Entries from a dataset
• • • •

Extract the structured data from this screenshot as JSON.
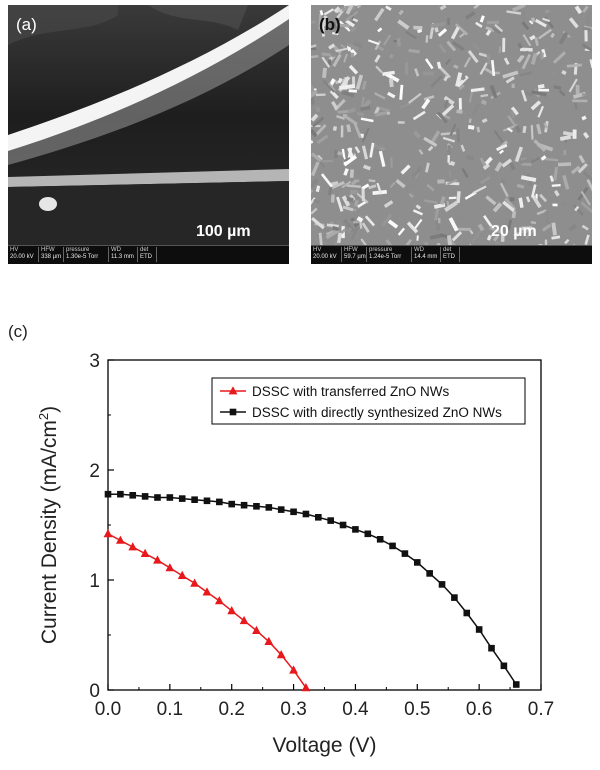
{
  "panels": {
    "a": {
      "label": "(a)",
      "scale_label": "100 µm",
      "info_headers": [
        "HV",
        "HFW",
        "pressure",
        "WD",
        "det"
      ],
      "info_values": [
        "20.00 kV",
        "338 µm",
        "1.30e-5 Torr",
        "11.3 mm",
        "ETD"
      ]
    },
    "b": {
      "label": "(b)",
      "scale_label": "20 µm",
      "info_headers": [
        "HV",
        "HFW",
        "pressure",
        "WD",
        "det"
      ],
      "info_values": [
        "20.00 kV",
        "59.7 µm",
        "1.24e-5 Torr",
        "14.4 mm",
        "ETD"
      ]
    }
  },
  "figure_c_label": "(c)",
  "chart_data": {
    "type": "line",
    "xlabel": "Voltage (V)",
    "ylabel_main": "Current Density (mA/cm",
    "ylabel_sup": "2",
    "ylabel_close": ")",
    "xlim": [
      0.0,
      0.7
    ],
    "ylim": [
      0,
      3
    ],
    "x_ticks": [
      "0.0",
      "0.1",
      "0.2",
      "0.3",
      "0.4",
      "0.5",
      "0.6",
      "0.7"
    ],
    "y_ticks": [
      "0",
      "1",
      "2",
      "3"
    ],
    "legend_position": "top-right",
    "series": [
      {
        "name": "DSSC with transferred ZnO NWs",
        "color": "#e8191c",
        "marker": "triangle",
        "x": [
          0.0,
          0.02,
          0.04,
          0.06,
          0.08,
          0.1,
          0.12,
          0.14,
          0.16,
          0.18,
          0.2,
          0.22,
          0.24,
          0.26,
          0.28,
          0.3,
          0.32
        ],
        "y": [
          1.42,
          1.36,
          1.3,
          1.24,
          1.18,
          1.11,
          1.04,
          0.97,
          0.89,
          0.81,
          0.72,
          0.63,
          0.54,
          0.44,
          0.32,
          0.18,
          0.02
        ]
      },
      {
        "name": "DSSC with directly synthesized ZnO NWs",
        "color": "#111111",
        "marker": "square",
        "x": [
          0.0,
          0.02,
          0.04,
          0.06,
          0.08,
          0.1,
          0.12,
          0.14,
          0.16,
          0.18,
          0.2,
          0.22,
          0.24,
          0.26,
          0.28,
          0.3,
          0.32,
          0.34,
          0.36,
          0.38,
          0.4,
          0.42,
          0.44,
          0.46,
          0.48,
          0.5,
          0.52,
          0.54,
          0.56,
          0.58,
          0.6,
          0.62,
          0.64,
          0.66
        ],
        "y": [
          1.78,
          1.78,
          1.77,
          1.76,
          1.75,
          1.75,
          1.74,
          1.73,
          1.72,
          1.71,
          1.69,
          1.68,
          1.67,
          1.66,
          1.64,
          1.62,
          1.6,
          1.57,
          1.54,
          1.5,
          1.46,
          1.42,
          1.37,
          1.31,
          1.24,
          1.16,
          1.06,
          0.96,
          0.84,
          0.7,
          0.55,
          0.38,
          0.22,
          0.05
        ]
      }
    ]
  }
}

• • • •

Copy out the listing exactly as it stands, but not the pictures.

— FINAL ANSWER —
Extract the structured data from this screenshot as JSON.
{
  "panels": {
    "a": {
      "label": "(a)",
      "scale_label": "100 µm",
      "info_headers": [
        "HV",
        "HFW",
        "pressure",
        "WD",
        "det"
      ],
      "info_values": [
        "20.00 kV",
        "338 µm",
        "1.30e-5 Torr",
        "11.3 mm",
        "ETD"
      ]
    },
    "b": {
      "label": "(b)",
      "scale_label": "20 µm",
      "info_headers": [
        "HV",
        "HFW",
        "pressure",
        "WD",
        "det"
      ],
      "info_values": [
        "20.00 kV",
        "59.7 µm",
        "1.24e-5 Torr",
        "14.4 mm",
        "ETD"
      ]
    }
  },
  "figure_c_label": "(c)",
  "chart_data": {
    "type": "line",
    "xlabel": "Voltage (V)",
    "ylabel_main": "Current Density (mA/cm",
    "ylabel_sup": "2",
    "ylabel_close": ")",
    "xlim": [
      0.0,
      0.7
    ],
    "ylim": [
      0,
      3
    ],
    "x_ticks": [
      "0.0",
      "0.1",
      "0.2",
      "0.3",
      "0.4",
      "0.5",
      "0.6",
      "0.7"
    ],
    "y_ticks": [
      "0",
      "1",
      "2",
      "3"
    ],
    "legend_position": "top-right",
    "series": [
      {
        "name": "DSSC with transferred ZnO NWs",
        "color": "#e8191c",
        "marker": "triangle",
        "x": [
          0.0,
          0.02,
          0.04,
          0.06,
          0.08,
          0.1,
          0.12,
          0.14,
          0.16,
          0.18,
          0.2,
          0.22,
          0.24,
          0.26,
          0.28,
          0.3,
          0.32
        ],
        "y": [
          1.42,
          1.36,
          1.3,
          1.24,
          1.18,
          1.11,
          1.04,
          0.97,
          0.89,
          0.81,
          0.72,
          0.63,
          0.54,
          0.44,
          0.32,
          0.18,
          0.02
        ]
      },
      {
        "name": "DSSC with directly synthesized ZnO NWs",
        "color": "#111111",
        "marker": "square",
        "x": [
          0.0,
          0.02,
          0.04,
          0.06,
          0.08,
          0.1,
          0.12,
          0.14,
          0.16,
          0.18,
          0.2,
          0.22,
          0.24,
          0.26,
          0.28,
          0.3,
          0.32,
          0.34,
          0.36,
          0.38,
          0.4,
          0.42,
          0.44,
          0.46,
          0.48,
          0.5,
          0.52,
          0.54,
          0.56,
          0.58,
          0.6,
          0.62,
          0.64,
          0.66
        ],
        "y": [
          1.78,
          1.78,
          1.77,
          1.76,
          1.75,
          1.75,
          1.74,
          1.73,
          1.72,
          1.71,
          1.69,
          1.68,
          1.67,
          1.66,
          1.64,
          1.62,
          1.6,
          1.57,
          1.54,
          1.5,
          1.46,
          1.42,
          1.37,
          1.31,
          1.24,
          1.16,
          1.06,
          0.96,
          0.84,
          0.7,
          0.55,
          0.38,
          0.22,
          0.05
        ]
      }
    ]
  }
}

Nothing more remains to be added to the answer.